### RECORDS TO PROCESS
## begin
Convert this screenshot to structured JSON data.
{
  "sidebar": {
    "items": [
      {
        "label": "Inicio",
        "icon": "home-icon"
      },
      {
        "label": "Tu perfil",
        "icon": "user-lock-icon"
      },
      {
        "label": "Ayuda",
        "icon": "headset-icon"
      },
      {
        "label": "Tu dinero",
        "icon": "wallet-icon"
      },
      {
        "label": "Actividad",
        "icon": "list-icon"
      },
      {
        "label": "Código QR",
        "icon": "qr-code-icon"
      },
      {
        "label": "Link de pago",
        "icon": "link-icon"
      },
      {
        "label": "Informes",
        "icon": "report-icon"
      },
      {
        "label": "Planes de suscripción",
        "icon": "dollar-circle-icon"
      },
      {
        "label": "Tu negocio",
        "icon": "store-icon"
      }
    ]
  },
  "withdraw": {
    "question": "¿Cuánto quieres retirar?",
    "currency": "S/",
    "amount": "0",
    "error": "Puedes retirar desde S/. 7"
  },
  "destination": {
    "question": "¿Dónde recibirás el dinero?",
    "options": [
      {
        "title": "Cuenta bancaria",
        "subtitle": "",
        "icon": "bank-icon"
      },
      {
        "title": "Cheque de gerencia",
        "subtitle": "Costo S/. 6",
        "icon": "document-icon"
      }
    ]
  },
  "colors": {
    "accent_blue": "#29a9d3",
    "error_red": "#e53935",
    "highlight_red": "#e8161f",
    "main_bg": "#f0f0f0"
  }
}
## end
### TASK STATEMENT
Work out how many lines of the data hold the string "icon". Reply with that number alone.

### WRITTEN ANSWER
12